** START OF EXERCISE MATERIALS **

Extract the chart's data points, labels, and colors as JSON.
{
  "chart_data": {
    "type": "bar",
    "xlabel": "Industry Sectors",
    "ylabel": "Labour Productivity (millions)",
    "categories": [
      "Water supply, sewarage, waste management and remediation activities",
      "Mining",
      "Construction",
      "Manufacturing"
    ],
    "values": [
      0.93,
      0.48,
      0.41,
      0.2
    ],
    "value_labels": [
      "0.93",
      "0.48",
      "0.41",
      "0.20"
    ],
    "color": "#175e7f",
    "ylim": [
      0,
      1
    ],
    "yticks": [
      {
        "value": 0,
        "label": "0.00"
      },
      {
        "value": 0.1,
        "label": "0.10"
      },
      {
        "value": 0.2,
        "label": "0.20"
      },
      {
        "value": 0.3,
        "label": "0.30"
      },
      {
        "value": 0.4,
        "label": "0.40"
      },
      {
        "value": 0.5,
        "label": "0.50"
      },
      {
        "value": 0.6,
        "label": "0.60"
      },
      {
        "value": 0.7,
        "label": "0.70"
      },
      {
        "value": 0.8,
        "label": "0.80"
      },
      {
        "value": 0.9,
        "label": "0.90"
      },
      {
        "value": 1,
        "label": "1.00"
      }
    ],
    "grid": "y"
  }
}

** END OF EXERCISE MATERIALS **

## WHAT IS BEING ASKED:
Exactly reproduce every record.

## ANSWER IN FULL:
Extract the chart's data points, labels, and colors as JSON.
{
  "chart_data": {
    "type": "bar",
    "xlabel": "Industry Sectors",
    "ylabel": "Labour Productivity (millions)",
    "categories": [
      "Water supply, sewarage, waste management and remediation activities",
      "Mining",
      "Construction",
      "Manufacturing"
    ],
    "values": [
      0.93,
      0.48,
      0.41,
      0.2
    ],
    "value_labels": [
      "0.93",
      "0.48",
      "0.41",
      "0.20"
    ],
    "color": "#175e7f",
    "ylim": [
      0,
      1
    ],
    "yticks": [
      {
        "value": 0,
        "label": "0.00"
      },
      {
        "value": 0.1,
        "label": "0.10"
      },
      {
        "value": 0.2,
        "label": "0.20"
      },
      {
        "value": 0.3,
        "label": "0.30"
      },
      {
        "value": 0.4,
        "label": "0.40"
      },
      {
        "value": 0.5,
        "label": "0.50"
      },
      {
        "value": 0.6,
        "label": "0.60"
      },
      {
        "value": 0.7,
        "label": "0.70"
      },
      {
        "value": 0.8,
        "label": "0.80"
      },
      {
        "value": 0.9,
        "label": "0.90"
      },
      {
        "value": 1,
        "label": "1.00"
      }
    ],
    "grid": "y"
  }
}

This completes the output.